**Saved data entries:**
# # #

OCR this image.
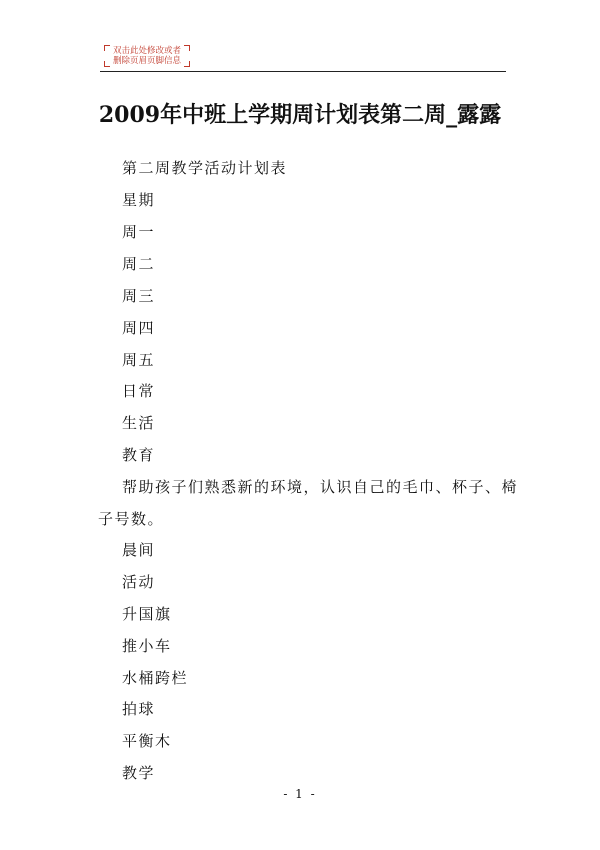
双击此处修改或者
删除页眉页脚信息
2009年中班上学期周计划表第二周_露露
第二周教学活动计划表
星期
周一
周二
周三
周四
周五
日常
生活
教育
帮助孩子们熟悉新的环境，认识自己的毛巾、杯子、椅
子号数。
晨间
活动
升国旗
推小车
水桶跨栏
拍球
平衡木
教学
- 1 -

# # #

Transcribe the records word for word and include no pictures.

OCR this image.
双击此处修改或者
删除页眉页脚信息
2009年中班上学期周计划表第二周_露露
第二周教学活动计划表
星期
周一
周二
周三
周四
周五
日常
生活
教育
帮助孩子们熟悉新的环境，认识自己的毛巾、杯子、椅
子号数。
晨间
活动
升国旗
推小车
水桶跨栏
拍球
平衡木
教学
- 1 -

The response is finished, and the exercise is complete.